-- START Extracted information --
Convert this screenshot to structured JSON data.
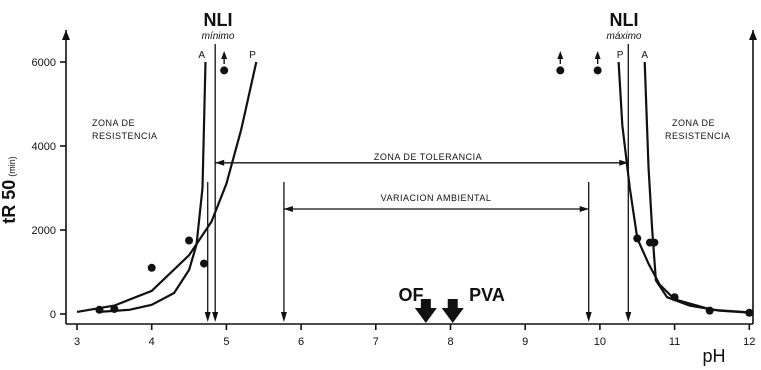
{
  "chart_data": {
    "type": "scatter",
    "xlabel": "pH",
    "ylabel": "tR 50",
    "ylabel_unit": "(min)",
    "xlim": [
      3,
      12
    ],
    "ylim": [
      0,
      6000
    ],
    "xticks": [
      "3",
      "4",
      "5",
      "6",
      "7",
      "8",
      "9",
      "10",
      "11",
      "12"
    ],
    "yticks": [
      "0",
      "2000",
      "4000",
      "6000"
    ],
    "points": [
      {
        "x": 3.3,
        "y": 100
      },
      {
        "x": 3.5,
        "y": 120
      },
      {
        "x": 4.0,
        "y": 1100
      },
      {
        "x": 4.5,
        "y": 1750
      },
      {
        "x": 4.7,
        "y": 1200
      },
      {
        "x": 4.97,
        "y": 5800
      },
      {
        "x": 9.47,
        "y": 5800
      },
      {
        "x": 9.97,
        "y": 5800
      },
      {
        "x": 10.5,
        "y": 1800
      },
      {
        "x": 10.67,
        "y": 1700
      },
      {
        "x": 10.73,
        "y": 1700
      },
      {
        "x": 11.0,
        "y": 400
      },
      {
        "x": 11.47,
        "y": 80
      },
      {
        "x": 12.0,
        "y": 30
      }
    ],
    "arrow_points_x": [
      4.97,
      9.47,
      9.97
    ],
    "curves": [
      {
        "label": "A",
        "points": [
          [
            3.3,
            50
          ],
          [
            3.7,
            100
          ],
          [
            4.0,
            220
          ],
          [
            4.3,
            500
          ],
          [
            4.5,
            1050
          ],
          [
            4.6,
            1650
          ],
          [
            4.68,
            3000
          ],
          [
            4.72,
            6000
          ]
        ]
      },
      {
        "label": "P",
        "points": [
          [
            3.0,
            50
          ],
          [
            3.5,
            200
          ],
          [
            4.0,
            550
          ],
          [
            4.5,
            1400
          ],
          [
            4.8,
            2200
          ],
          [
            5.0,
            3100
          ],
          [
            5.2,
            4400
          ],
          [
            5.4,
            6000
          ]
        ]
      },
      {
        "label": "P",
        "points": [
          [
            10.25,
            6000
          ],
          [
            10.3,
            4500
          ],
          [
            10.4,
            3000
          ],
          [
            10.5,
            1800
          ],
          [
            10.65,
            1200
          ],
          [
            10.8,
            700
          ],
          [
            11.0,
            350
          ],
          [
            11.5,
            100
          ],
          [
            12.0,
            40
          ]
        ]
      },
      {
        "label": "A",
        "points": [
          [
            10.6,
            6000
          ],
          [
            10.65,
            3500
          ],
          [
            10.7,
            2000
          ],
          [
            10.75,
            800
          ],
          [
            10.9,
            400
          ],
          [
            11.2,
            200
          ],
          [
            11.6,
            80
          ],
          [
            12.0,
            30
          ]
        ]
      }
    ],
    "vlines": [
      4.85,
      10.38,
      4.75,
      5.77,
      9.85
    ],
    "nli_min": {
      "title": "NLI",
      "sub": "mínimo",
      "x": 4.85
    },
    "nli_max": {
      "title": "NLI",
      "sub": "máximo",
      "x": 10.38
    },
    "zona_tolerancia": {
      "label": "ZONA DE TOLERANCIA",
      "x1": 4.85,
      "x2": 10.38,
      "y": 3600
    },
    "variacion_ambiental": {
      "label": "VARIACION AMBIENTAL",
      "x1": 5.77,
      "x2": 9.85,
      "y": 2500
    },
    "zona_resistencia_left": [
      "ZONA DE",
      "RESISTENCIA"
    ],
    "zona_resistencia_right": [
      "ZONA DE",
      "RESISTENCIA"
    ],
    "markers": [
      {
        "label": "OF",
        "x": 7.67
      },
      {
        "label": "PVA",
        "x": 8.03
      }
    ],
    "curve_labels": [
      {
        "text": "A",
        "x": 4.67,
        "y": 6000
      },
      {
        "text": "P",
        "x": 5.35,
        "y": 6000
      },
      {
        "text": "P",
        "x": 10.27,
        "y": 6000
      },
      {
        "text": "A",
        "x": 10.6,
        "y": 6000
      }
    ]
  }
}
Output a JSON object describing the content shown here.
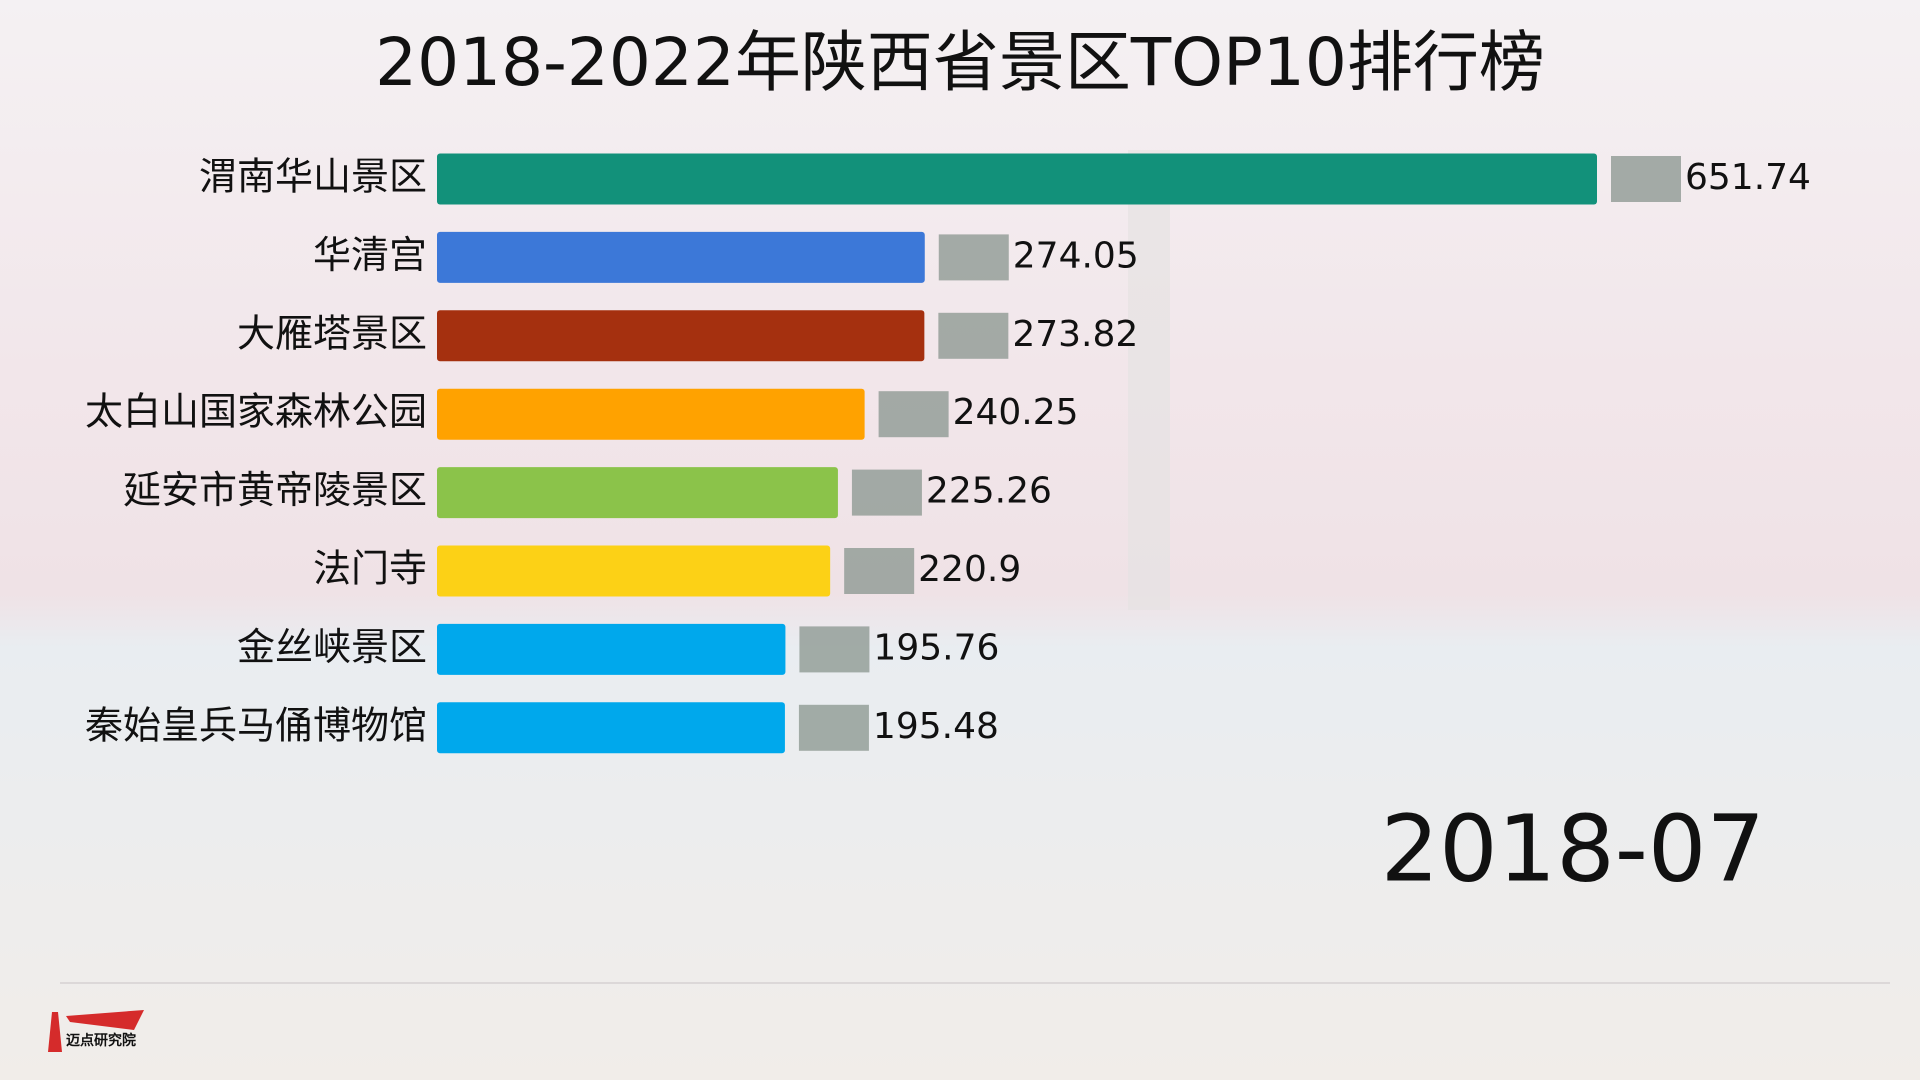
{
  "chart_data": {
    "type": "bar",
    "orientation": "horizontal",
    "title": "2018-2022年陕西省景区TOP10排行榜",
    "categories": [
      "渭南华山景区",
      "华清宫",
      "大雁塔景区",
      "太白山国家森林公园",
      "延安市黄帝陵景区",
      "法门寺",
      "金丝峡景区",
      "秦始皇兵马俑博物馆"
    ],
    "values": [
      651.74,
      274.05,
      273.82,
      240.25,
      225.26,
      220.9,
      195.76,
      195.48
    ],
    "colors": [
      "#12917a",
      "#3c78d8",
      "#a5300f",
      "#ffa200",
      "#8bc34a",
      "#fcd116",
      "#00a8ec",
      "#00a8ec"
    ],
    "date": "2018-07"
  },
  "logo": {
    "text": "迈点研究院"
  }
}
-- END Extracted information --
-- START Extracted information --
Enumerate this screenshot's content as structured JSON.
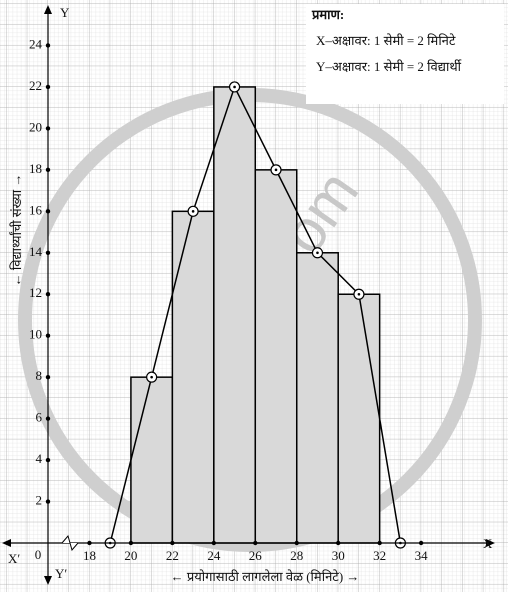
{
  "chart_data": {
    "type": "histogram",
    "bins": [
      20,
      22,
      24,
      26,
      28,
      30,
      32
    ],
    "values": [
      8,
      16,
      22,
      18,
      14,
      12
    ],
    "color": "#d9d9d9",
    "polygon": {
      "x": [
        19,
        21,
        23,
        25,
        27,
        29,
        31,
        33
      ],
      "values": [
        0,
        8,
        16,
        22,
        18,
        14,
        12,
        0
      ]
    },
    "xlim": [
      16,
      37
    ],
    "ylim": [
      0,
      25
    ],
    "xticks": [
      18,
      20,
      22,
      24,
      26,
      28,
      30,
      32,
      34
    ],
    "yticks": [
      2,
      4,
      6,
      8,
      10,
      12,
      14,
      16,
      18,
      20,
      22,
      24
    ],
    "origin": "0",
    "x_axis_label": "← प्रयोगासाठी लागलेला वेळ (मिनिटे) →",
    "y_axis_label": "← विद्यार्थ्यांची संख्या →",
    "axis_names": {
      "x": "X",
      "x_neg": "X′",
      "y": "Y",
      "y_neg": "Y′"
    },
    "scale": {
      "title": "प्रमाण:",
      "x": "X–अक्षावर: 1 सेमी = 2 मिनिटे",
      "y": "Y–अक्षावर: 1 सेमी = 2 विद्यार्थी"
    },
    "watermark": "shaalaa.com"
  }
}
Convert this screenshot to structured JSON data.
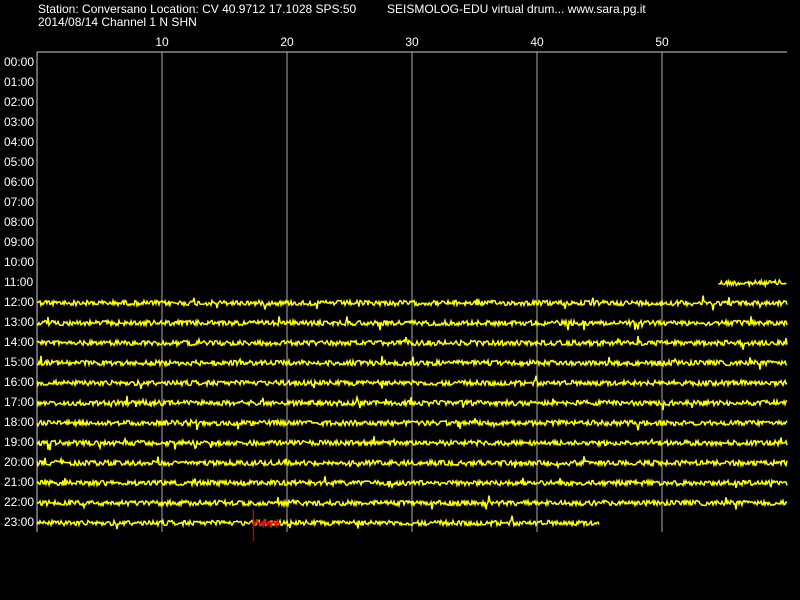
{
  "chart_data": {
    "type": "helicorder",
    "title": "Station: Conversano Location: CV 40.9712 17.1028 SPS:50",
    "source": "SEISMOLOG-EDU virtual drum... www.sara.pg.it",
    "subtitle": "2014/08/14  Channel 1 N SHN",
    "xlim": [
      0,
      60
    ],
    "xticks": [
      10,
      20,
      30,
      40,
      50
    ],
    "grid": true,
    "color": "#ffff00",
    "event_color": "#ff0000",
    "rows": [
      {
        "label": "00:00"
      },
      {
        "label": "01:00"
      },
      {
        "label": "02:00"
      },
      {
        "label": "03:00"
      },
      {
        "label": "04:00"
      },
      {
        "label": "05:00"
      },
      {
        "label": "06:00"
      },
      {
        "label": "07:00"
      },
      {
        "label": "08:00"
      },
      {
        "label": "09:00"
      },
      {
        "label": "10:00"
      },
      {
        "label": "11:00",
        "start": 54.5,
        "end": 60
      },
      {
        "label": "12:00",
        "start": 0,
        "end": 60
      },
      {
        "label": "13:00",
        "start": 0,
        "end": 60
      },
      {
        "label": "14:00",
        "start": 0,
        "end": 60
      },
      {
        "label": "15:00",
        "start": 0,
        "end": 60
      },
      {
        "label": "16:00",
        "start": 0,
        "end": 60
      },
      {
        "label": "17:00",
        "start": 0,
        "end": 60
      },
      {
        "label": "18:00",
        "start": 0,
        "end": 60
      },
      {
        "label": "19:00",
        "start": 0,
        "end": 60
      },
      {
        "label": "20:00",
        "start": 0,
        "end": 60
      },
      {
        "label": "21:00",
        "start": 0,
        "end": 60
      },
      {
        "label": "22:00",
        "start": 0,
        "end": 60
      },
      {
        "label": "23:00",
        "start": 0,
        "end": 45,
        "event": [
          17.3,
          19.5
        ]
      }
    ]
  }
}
-- END Extracted information --
● Description of the task:
Copy each line above that contains the word "JSON".

● Expected answer:
Convert this screenshot to structured JSON data.
Output a JSON object describing the content shown here.
Enumerate this screenshot's content as structured JSON.
Convert this screenshot to structured JSON data.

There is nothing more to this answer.